=== Data extract ===

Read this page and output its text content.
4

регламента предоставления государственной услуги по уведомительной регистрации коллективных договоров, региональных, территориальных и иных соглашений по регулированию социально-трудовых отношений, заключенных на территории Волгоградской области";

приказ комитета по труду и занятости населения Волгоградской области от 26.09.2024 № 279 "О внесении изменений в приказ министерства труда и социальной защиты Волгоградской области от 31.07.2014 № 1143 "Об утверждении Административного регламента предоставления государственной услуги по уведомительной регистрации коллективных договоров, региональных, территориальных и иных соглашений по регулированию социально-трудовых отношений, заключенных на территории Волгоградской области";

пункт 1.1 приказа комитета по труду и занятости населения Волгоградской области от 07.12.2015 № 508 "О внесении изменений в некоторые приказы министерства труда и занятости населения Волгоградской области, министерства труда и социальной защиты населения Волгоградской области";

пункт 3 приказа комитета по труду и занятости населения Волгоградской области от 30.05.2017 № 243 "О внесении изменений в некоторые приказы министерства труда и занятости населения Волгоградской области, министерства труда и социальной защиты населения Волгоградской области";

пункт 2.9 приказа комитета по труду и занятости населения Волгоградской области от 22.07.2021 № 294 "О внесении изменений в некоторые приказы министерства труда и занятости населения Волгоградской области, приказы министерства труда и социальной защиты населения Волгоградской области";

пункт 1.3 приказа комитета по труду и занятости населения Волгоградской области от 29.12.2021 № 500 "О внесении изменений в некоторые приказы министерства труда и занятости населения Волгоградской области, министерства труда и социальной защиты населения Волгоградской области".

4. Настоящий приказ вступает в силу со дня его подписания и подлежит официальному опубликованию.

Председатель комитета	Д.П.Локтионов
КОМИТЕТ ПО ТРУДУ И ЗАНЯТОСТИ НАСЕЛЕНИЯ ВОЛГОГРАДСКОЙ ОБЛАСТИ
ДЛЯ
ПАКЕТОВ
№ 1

===
=== Data extract ===

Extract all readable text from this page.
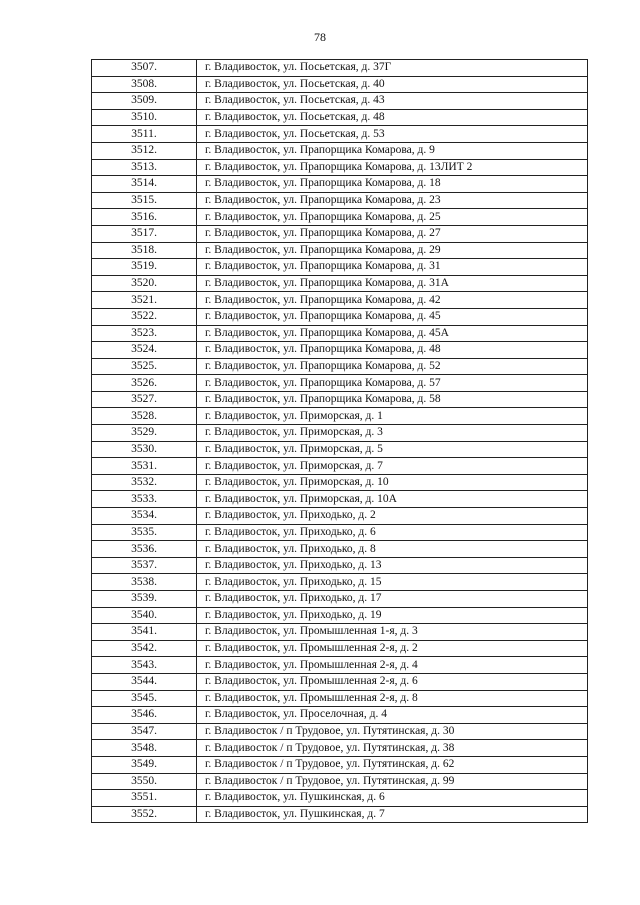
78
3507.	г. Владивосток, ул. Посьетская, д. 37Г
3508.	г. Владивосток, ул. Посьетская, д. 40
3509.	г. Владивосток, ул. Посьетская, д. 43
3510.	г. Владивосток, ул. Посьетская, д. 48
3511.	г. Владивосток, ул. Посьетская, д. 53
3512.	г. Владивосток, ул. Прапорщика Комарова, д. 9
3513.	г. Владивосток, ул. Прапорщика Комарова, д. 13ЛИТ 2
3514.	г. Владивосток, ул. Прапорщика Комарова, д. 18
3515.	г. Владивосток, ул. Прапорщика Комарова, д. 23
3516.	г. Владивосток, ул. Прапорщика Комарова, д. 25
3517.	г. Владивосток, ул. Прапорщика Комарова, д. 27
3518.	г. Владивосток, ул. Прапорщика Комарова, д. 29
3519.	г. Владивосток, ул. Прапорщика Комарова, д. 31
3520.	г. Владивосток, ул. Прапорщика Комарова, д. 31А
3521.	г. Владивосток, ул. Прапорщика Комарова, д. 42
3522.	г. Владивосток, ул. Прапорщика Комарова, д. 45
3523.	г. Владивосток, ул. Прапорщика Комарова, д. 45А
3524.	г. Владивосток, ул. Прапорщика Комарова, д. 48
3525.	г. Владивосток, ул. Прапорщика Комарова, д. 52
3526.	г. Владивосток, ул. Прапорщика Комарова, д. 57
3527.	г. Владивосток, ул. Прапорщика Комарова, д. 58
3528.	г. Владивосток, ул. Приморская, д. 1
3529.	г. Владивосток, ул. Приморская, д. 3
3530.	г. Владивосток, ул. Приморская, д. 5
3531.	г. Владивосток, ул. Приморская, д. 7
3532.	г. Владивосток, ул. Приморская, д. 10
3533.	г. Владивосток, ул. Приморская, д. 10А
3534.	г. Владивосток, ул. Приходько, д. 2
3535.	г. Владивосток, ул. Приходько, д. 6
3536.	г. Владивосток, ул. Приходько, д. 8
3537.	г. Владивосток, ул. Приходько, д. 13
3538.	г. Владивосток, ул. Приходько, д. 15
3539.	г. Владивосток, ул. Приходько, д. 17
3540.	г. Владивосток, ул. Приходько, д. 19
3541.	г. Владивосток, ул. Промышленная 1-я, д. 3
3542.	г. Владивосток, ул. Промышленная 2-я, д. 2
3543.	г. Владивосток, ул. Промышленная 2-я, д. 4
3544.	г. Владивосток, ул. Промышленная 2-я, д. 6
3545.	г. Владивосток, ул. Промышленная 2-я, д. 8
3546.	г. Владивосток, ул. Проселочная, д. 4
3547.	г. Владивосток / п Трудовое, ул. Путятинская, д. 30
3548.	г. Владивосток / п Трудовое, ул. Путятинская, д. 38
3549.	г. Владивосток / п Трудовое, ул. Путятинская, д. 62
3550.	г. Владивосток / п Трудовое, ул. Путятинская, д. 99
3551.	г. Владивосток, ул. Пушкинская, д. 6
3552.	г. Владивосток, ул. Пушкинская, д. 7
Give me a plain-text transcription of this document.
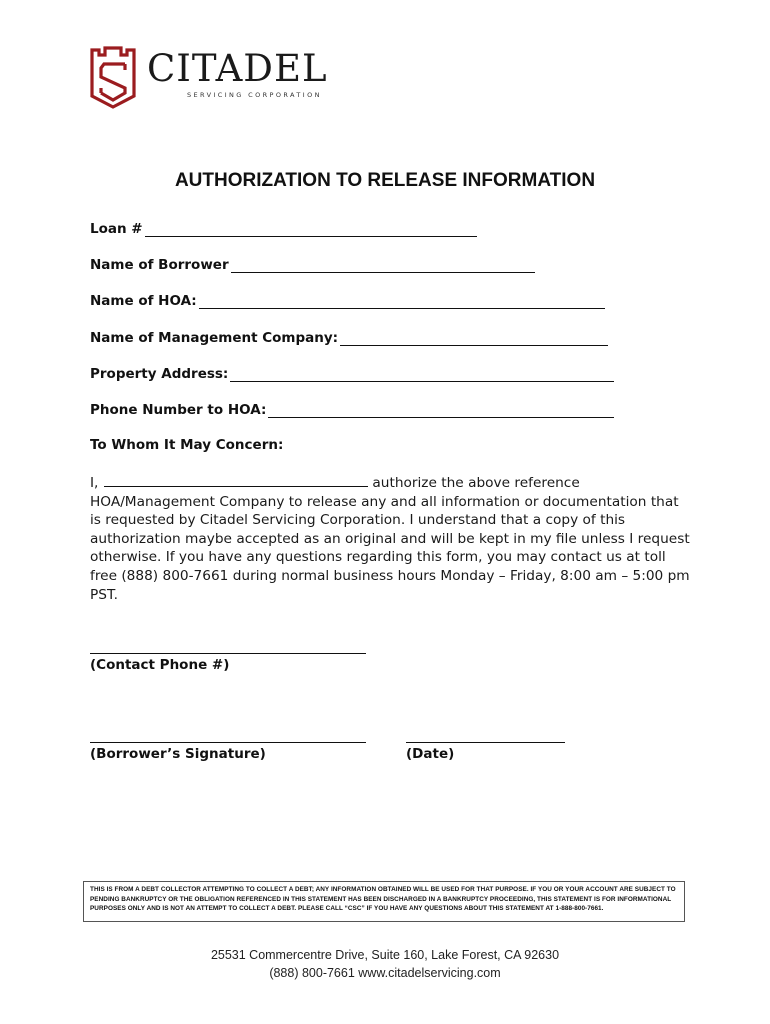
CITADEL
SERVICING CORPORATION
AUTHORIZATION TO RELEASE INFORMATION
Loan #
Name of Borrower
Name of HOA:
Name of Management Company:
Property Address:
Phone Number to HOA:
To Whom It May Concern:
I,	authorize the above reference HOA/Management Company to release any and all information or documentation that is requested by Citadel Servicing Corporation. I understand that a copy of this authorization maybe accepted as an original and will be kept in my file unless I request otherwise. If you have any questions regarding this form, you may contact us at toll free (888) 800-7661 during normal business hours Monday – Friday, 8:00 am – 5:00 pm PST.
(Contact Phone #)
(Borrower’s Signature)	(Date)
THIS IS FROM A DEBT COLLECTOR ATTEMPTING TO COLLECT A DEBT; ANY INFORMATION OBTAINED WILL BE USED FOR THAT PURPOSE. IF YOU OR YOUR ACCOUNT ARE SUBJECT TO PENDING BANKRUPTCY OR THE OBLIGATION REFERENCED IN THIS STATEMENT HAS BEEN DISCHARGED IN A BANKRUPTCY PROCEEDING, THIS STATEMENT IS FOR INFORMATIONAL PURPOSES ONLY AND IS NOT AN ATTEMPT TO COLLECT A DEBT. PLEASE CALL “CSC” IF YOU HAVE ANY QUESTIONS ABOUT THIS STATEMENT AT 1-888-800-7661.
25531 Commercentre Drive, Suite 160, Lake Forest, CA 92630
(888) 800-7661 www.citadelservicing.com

===

• _Problem_
Filter the listing for the word "text" and copy every line that holds it.

• _Exercise answer_
Read this page and output its text content.
Extract all readable text from this page.
Give me a plain-text transcription of this document.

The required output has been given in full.